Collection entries

--- --- ---

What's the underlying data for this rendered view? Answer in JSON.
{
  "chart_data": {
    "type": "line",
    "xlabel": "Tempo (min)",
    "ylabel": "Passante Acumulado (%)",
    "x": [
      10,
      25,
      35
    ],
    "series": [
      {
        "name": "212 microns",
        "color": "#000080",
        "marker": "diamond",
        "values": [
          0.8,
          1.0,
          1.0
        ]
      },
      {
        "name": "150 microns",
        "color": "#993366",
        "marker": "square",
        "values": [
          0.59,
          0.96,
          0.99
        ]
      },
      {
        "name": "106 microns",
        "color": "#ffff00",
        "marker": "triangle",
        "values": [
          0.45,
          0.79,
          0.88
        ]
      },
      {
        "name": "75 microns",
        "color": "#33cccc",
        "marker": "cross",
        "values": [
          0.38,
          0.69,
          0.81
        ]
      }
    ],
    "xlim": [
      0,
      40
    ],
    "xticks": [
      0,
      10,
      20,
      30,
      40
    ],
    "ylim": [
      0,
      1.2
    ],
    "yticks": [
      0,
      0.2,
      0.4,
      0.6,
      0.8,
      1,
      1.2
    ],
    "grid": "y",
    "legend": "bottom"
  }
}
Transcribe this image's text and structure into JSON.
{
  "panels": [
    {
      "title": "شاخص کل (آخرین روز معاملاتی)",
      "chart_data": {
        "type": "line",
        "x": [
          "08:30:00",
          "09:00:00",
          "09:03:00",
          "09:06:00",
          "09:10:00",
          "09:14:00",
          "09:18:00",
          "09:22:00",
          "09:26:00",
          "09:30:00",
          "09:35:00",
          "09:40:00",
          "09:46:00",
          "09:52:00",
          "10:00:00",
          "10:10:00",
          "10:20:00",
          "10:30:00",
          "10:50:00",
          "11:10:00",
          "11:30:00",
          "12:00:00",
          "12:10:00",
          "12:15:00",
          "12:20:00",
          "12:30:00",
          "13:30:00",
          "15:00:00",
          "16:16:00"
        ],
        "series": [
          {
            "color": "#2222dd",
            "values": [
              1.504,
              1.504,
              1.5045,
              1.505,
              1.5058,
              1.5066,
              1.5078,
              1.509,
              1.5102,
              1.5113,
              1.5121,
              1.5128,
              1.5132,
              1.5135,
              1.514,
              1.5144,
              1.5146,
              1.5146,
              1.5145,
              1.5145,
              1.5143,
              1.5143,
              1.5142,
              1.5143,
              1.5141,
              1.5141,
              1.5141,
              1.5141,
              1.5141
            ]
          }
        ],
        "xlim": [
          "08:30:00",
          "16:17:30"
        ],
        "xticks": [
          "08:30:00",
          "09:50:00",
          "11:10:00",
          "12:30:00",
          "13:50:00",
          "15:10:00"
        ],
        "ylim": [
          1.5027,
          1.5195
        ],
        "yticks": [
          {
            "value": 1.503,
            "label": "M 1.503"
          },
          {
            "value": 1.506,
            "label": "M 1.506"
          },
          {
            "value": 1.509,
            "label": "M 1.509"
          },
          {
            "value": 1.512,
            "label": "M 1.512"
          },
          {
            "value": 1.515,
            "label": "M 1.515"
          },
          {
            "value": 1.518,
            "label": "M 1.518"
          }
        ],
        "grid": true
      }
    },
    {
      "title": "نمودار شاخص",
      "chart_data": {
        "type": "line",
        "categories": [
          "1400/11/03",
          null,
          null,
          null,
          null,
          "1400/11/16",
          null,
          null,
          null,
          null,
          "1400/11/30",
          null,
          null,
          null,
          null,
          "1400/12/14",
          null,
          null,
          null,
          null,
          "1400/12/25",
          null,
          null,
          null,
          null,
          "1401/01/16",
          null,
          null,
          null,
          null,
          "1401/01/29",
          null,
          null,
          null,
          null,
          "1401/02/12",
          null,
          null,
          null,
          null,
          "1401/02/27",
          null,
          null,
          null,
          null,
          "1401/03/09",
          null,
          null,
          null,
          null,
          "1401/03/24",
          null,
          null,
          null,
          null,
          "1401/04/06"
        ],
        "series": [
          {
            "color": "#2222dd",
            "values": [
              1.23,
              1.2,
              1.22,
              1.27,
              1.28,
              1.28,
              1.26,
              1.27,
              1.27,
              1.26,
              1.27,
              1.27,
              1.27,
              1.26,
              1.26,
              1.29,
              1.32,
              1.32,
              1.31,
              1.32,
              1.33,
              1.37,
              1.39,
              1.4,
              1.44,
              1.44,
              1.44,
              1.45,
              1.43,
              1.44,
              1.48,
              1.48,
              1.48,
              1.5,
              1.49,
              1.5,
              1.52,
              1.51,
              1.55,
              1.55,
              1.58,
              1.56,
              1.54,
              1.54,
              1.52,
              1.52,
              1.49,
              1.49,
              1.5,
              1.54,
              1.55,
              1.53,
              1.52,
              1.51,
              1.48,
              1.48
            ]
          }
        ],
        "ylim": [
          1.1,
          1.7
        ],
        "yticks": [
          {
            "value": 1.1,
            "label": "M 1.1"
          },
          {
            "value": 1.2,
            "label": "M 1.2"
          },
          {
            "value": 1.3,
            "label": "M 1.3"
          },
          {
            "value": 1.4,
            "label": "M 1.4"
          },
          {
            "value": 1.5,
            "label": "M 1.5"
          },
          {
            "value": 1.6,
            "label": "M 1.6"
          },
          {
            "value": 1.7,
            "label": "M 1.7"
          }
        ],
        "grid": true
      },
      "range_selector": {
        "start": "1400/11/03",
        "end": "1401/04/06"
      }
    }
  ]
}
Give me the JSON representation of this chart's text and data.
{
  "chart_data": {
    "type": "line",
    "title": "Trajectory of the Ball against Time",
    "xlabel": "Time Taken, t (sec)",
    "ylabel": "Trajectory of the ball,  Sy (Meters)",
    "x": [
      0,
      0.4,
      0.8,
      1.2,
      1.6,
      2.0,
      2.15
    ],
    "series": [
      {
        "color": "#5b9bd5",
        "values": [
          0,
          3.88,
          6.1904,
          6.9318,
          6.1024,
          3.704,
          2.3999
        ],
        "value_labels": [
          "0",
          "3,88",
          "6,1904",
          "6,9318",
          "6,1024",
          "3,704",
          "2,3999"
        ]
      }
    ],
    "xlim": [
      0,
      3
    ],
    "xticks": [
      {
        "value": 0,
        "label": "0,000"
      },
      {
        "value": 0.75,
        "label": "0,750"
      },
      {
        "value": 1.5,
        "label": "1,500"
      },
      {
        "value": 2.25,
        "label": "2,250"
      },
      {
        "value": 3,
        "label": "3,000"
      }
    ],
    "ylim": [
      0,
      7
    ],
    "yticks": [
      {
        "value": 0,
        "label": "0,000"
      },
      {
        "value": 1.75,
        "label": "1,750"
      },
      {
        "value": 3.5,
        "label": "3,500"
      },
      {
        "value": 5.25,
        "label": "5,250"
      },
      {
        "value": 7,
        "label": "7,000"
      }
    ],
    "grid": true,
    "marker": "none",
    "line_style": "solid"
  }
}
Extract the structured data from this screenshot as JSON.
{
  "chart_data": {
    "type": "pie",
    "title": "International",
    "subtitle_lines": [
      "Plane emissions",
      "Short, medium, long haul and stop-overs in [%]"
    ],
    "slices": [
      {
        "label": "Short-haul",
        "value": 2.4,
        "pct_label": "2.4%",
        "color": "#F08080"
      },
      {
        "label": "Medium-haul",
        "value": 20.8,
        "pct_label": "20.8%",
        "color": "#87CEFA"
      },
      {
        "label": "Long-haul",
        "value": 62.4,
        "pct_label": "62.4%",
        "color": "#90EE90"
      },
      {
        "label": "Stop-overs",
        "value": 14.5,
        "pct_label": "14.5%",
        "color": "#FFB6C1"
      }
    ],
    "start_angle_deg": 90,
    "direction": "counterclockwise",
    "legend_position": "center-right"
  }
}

--- --- ---

▶ [Task prompt]:
Restate every entry word for word.

▶ [Result of this task]:
What's the underlying data for this rendered view? Answer in JSON.
{
  "chart_data": {
    "type": "line",
    "xlabel": "Tempo (min)",
    "ylabel": "Passante Acumulado (%)",
    "x": [
      10,
      25,
      35
    ],
    "series": [
      {
        "name": "212 microns",
        "color": "#000080",
        "marker": "diamond",
        "values": [
          0.8,
          1.0,
          1.0
        ]
      },
      {
        "name": "150 microns",
        "color": "#993366",
        "marker": "square",
        "values": [
          0.59,
          0.96,
          0.99
        ]
      },
      {
        "name": "106 microns",
        "color": "#ffff00",
        "marker": "triangle",
        "values": [
          0.45,
          0.79,
          0.88
        ]
      },
      {
        "name": "75 microns",
        "color": "#33cccc",
        "marker": "cross",
        "values": [
          0.38,
          0.69,
          0.81
        ]
      }
    ],
    "xlim": [
      0,
      40
    ],
    "xticks": [
      0,
      10,
      20,
      30,
      40
    ],
    "ylim": [
      0,
      1.2
    ],
    "yticks": [
      0,
      0.2,
      0.4,
      0.6,
      0.8,
      1,
      1.2
    ],
    "grid": "y",
    "legend": "bottom"
  }
}
Transcribe this image's text and structure into JSON.
{
  "panels": [
    {
      "title": "شاخص کل (آخرین روز معاملاتی)",
      "chart_data": {
        "type": "line",
        "x": [
          "08:30:00",
          "09:00:00",
          "09:03:00",
          "09:06:00",
          "09:10:00",
          "09:14:00",
          "09:18:00",
          "09:22:00",
          "09:26:00",
          "09:30:00",
          "09:35:00",
          "09:40:00",
          "09:46:00",
          "09:52:00",
          "10:00:00",
          "10:10:00",
          "10:20:00",
          "10:30:00",
          "10:50:00",
          "11:10:00",
          "11:30:00",
          "12:00:00",
          "12:10:00",
          "12:15:00",
          "12:20:00",
          "12:30:00",
          "13:30:00",
          "15:00:00",
          "16:16:00"
        ],
        "series": [
          {
            "color": "#2222dd",
            "values": [
              1.504,
              1.504,
              1.5045,
              1.505,
              1.5058,
              1.5066,
              1.5078,
              1.509,
              1.5102,
              1.5113,
              1.5121,
              1.5128,
              1.5132,
              1.5135,
              1.514,
              1.5144,
              1.5146,
              1.5146,
              1.5145,
              1.5145,
              1.5143,
              1.5143,
              1.5142,
              1.5143,
              1.5141,
              1.5141,
              1.5141,
              1.5141,
              1.5141
            ]
          }
        ],
        "xlim": [
          "08:30:00",
          "16:17:30"
        ],
        "xticks": [
          "08:30:00",
          "09:50:00",
          "11:10:00",
          "12:30:00",
          "13:50:00",
          "15:10:00"
        ],
        "ylim": [
          1.5027,
          1.5195
        ],
        "yticks": [
          {
            "value": 1.503,
            "label": "M 1.503"
          },
          {
            "value": 1.506,
            "label": "M 1.506"
          },
          {
            "value": 1.509,
            "label": "M 1.509"
          },
          {
            "value": 1.512,
            "label": "M 1.512"
          },
          {
            "value": 1.515,
            "label": "M 1.515"
          },
          {
            "value": 1.518,
            "label": "M 1.518"
          }
        ],
        "grid": true
      }
    },
    {
      "title": "نمودار شاخص",
      "chart_data": {
        "type": "line",
        "categories": [
          "1400/11/03",
          null,
          null,
          null,
          null,
          "1400/11/16",
          null,
          null,
          null,
          null,
          "1400/11/30",
          null,
          null,
          null,
          null,
          "1400/12/14",
          null,
          null,
          null,
          null,
          "1400/12/25",
          null,
          null,
          null,
          null,
          "1401/01/16",
          null,
          null,
          null,
          null,
          "1401/01/29",
          null,
          null,
          null,
          null,
          "1401/02/12",
          null,
          null,
          null,
          null,
          "1401/02/27",
          null,
          null,
          null,
          null,
          "1401/03/09",
          null,
          null,
          null,
          null,
          "1401/03/24",
          null,
          null,
          null,
          null,
          "1401/04/06"
        ],
        "series": [
          {
            "color": "#2222dd",
            "values": [
              1.23,
              1.2,
              1.22,
              1.27,
              1.28,
              1.28,
              1.26,
              1.27,
              1.27,
              1.26,
              1.27,
              1.27,
              1.27,
              1.26,
              1.26,
              1.29,
              1.32,
              1.32,
              1.31,
              1.32,
              1.33,
              1.37,
              1.39,
              1.4,
              1.44,
              1.44,
              1.44,
              1.45,
              1.43,
              1.44,
              1.48,
              1.48,
              1.48,
              1.5,
              1.49,
              1.5,
              1.52,
              1.51,
              1.55,
              1.55,
              1.58,
              1.56,
              1.54,
              1.54,
              1.52,
              1.52,
              1.49,
              1.49,
              1.5,
              1.54,
              1.55,
              1.53,
              1.52,
              1.51,
              1.48,
              1.48
            ]
          }
        ],
        "ylim": [
          1.1,
          1.7
        ],
        "yticks": [
          {
            "value": 1.1,
            "label": "M 1.1"
          },
          {
            "value": 1.2,
            "label": "M 1.2"
          },
          {
            "value": 1.3,
            "label": "M 1.3"
          },
          {
            "value": 1.4,
            "label": "M 1.4"
          },
          {
            "value": 1.5,
            "label": "M 1.5"
          },
          {
            "value": 1.6,
            "label": "M 1.6"
          },
          {
            "value": 1.7,
            "label": "M 1.7"
          }
        ],
        "grid": true
      },
      "range_selector": {
        "start": "1400/11/03",
        "end": "1401/04/06"
      }
    }
  ]
}
Give me the JSON representation of this chart's text and data.
{
  "chart_data": {
    "type": "line",
    "title": "Trajectory of the Ball against Time",
    "xlabel": "Time Taken, t (sec)",
    "ylabel": "Trajectory of the ball,  Sy (Meters)",
    "x": [
      0,
      0.4,
      0.8,
      1.2,
      1.6,
      2.0,
      2.15
    ],
    "series": [
      {
        "color": "#5b9bd5",
        "values": [
          0,
          3.88,
          6.1904,
          6.9318,
          6.1024,
          3.704,
          2.3999
        ],
        "value_labels": [
          "0",
          "3,88",
          "6,1904",
          "6,9318",
          "6,1024",
          "3,704",
          "2,3999"
        ]
      }
    ],
    "xlim": [
      0,
      3
    ],
    "xticks": [
      {
        "value": 0,
        "label": "0,000"
      },
      {
        "value": 0.75,
        "label": "0,750"
      },
      {
        "value": 1.5,
        "label": "1,500"
      },
      {
        "value": 2.25,
        "label": "2,250"
      },
      {
        "value": 3,
        "label": "3,000"
      }
    ],
    "ylim": [
      0,
      7
    ],
    "yticks": [
      {
        "value": 0,
        "label": "0,000"
      },
      {
        "value": 1.75,
        "label": "1,750"
      },
      {
        "value": 3.5,
        "label": "3,500"
      },
      {
        "value": 5.25,
        "label": "5,250"
      },
      {
        "value": 7,
        "label": "7,000"
      }
    ],
    "grid": true,
    "marker": "none",
    "line_style": "solid"
  }
}
Extract the structured data from this screenshot as JSON.
{
  "chart_data": {
    "type": "pie",
    "title": "International",
    "subtitle_lines": [
      "Plane emissions",
      "Short, medium, long haul and stop-overs in [%]"
    ],
    "slices": [
      {
        "label": "Short-haul",
        "value": 2.4,
        "pct_label": "2.4%",
        "color": "#F08080"
      },
      {
        "label": "Medium-haul",
        "value": 20.8,
        "pct_label": "20.8%",
        "color": "#87CEFA"
      },
      {
        "label": "Long-haul",
        "value": 62.4,
        "pct_label": "62.4%",
        "color": "#90EE90"
      },
      {
        "label": "Stop-overs",
        "value": 14.5,
        "pct_label": "14.5%",
        "color": "#FFB6C1"
      }
    ],
    "start_angle_deg": 90,
    "direction": "counterclockwise",
    "legend_position": "center-right"
  }
}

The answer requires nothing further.